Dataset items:
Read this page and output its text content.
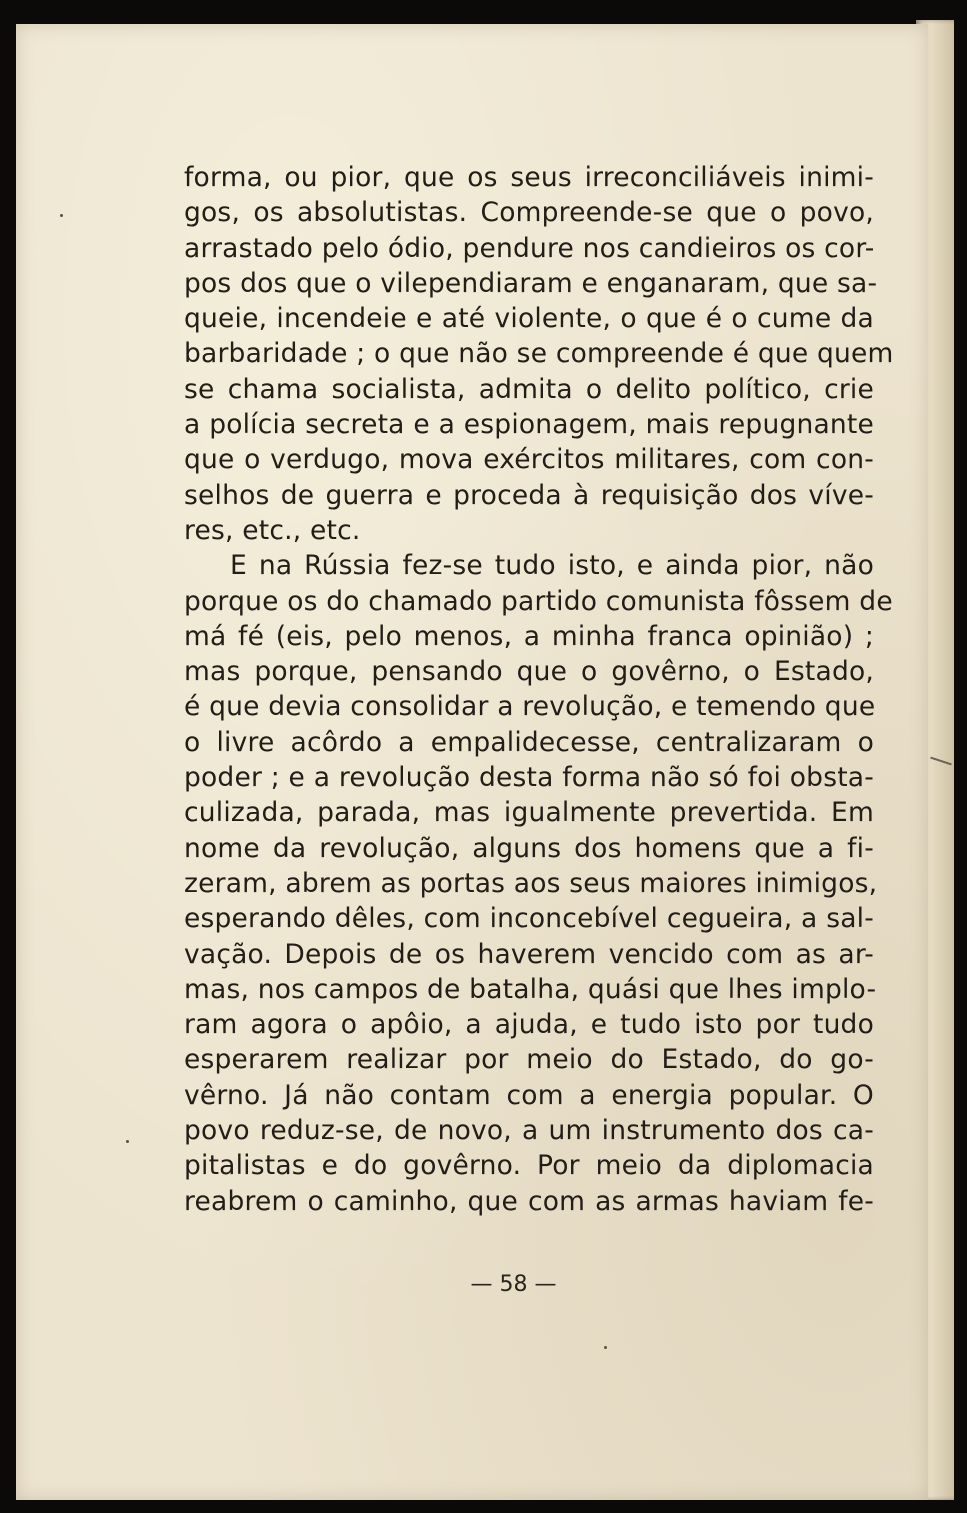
forma, ou pior, que os seus irreconciliáveis inimi-
gos, os absolutistas. Compreende-se que o povo,
arrastado pelo ódio, pendure nos candieiros os cor-
pos dos que o vilependiaram e enganaram, que sa-
queie, incendeie e até violente, o que é o cume da
barbaridade ; o que não se compreende é que quem
se chama socialista, admita o delito político, crie
a polícia secreta e a espionagem, mais repugnante
que o verdugo, mova exércitos militares, com con-
selhos de guerra e proceda à requisição dos víve-
res, etc., etc.
E na Rússia fez-se tudo isto, e ainda pior, não
porque os do chamado partido comunista fôssem de
má fé (eis, pelo menos, a minha franca opinião) ;
mas porque, pensando que o govêrno, o Estado,
é que devia consolidar a revolução, e temendo que
o livre acôrdo a empalidecesse, centralizaram o
poder ; e a revolução desta forma não só foi obsta-
culizada, parada, mas igualmente prevertida. Em
nome da revolução, alguns dos homens que a fi-
zeram, abrem as portas aos seus maiores inimigos,
esperando dêles, com inconcebível cegueira, a sal-
vação. Depois de os haverem vencido com as ar-
mas, nos campos de batalha, quási que lhes implo-
ram agora o apôio, a ajuda, e tudo isto por tudo
esperarem realizar por meio do Estado, do go-
vêrno. Já não contam com a energia popular. O
povo reduz-se, de novo, a um instrumento dos ca-
pitalistas e do govêrno. Por meio da diplomacia
reabrem o caminho, que com as armas haviam fe-
— 58 —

Task description: Output, exactly, all the records above; include no pictures.

Answer to the exercise:
Read this page and output its text content.
forma, ou pior, que os seus irreconciliáveis inimi-
gos, os absolutistas. Compreende-se que o povo,
arrastado pelo ódio, pendure nos candieiros os cor-
pos dos que o vilependiaram e enganaram, que sa-
queie, incendeie e até violente, o que é o cume da
barbaridade ; o que não se compreende é que quem
se chama socialista, admita o delito político, crie
a polícia secreta e a espionagem, mais repugnante
que o verdugo, mova exércitos militares, com con-
selhos de guerra e proceda à requisição dos víve-
res, etc., etc.
E na Rússia fez-se tudo isto, e ainda pior, não
porque os do chamado partido comunista fôssem de
má fé (eis, pelo menos, a minha franca opinião) ;
mas porque, pensando que o govêrno, o Estado,
é que devia consolidar a revolução, e temendo que
o livre acôrdo a empalidecesse, centralizaram o
poder ; e a revolução desta forma não só foi obsta-
culizada, parada, mas igualmente prevertida. Em
nome da revolução, alguns dos homens que a fi-
zeram, abrem as portas aos seus maiores inimigos,
esperando dêles, com inconcebível cegueira, a sal-
vação. Depois de os haverem vencido com as ar-
mas, nos campos de batalha, quási que lhes implo-
ram agora o apôio, a ajuda, e tudo isto por tudo
esperarem realizar por meio do Estado, do go-
vêrno. Já não contam com a energia popular. O
povo reduz-se, de novo, a um instrumento dos ca-
pitalistas e do govêrno. Por meio da diplomacia
reabrem o caminho, que com as armas haviam fe-
— 58 —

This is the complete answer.